Goal – Pull every line containing "JSON" from the entries.

Records for the exercise –
=====
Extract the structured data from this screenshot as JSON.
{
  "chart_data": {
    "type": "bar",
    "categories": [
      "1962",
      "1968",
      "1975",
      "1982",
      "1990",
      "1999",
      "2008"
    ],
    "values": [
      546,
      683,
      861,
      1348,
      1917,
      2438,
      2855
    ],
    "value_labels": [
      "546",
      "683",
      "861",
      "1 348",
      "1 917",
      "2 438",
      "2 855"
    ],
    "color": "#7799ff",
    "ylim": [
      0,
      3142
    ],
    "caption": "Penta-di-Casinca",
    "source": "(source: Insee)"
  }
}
=====
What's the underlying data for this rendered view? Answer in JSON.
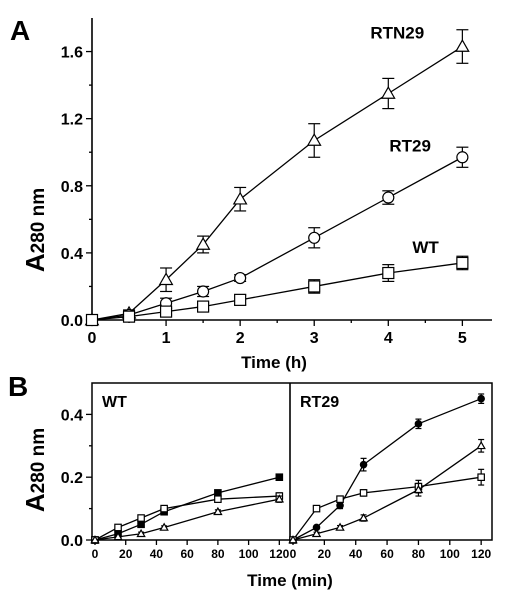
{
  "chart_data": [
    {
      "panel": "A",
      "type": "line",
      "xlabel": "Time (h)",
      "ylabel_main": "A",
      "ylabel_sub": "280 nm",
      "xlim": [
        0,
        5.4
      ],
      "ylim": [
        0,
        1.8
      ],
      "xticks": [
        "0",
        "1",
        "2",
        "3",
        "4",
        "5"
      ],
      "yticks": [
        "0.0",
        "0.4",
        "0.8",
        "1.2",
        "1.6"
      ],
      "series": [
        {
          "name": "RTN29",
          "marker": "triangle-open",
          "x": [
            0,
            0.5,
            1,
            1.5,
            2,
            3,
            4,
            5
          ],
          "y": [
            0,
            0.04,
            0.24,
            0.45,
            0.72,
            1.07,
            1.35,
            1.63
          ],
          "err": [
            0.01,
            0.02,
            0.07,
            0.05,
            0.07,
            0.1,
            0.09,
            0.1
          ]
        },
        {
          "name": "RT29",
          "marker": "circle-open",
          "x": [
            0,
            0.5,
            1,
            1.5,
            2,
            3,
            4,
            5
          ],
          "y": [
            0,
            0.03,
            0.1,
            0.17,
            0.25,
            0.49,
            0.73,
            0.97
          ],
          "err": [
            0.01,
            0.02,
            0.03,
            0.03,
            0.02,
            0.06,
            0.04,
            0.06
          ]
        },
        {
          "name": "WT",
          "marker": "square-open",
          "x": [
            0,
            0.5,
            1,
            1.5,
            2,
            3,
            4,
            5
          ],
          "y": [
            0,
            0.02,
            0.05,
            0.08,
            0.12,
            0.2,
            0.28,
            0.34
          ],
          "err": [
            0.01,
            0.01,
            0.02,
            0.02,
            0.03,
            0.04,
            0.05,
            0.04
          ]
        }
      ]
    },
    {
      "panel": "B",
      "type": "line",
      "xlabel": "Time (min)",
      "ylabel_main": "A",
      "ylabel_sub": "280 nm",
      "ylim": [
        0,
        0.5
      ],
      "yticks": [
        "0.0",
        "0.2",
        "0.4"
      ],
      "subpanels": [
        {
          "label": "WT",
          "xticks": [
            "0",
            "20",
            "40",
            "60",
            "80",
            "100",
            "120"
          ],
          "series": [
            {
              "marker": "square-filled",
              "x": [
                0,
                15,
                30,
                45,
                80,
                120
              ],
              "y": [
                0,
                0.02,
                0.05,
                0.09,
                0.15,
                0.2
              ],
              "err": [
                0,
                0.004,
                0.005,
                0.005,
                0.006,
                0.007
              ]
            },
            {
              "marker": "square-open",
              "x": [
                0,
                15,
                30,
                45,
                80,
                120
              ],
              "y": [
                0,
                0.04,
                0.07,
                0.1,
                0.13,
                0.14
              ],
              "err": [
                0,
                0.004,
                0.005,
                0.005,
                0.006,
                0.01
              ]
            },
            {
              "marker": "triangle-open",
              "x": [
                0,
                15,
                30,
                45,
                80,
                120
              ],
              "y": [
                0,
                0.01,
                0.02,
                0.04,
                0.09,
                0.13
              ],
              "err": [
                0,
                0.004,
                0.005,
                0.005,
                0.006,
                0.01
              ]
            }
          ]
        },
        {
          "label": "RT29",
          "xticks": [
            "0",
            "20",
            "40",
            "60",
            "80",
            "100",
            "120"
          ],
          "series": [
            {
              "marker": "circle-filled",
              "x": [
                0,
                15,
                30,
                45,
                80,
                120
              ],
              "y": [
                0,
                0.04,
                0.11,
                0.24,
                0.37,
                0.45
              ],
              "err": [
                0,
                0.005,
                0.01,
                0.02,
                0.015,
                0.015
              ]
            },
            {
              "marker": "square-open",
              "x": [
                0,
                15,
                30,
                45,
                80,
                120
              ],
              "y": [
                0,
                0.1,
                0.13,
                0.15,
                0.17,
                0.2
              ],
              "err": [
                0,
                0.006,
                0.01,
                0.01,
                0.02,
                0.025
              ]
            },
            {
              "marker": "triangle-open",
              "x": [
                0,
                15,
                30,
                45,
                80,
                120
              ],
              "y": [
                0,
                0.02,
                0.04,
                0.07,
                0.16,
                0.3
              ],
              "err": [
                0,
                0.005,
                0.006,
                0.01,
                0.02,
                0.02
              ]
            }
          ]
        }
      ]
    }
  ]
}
=====
Written reply –
Extract the structured data from this screenshot as JSON.
What's the underlying data for this rendered view? Answer in JSON.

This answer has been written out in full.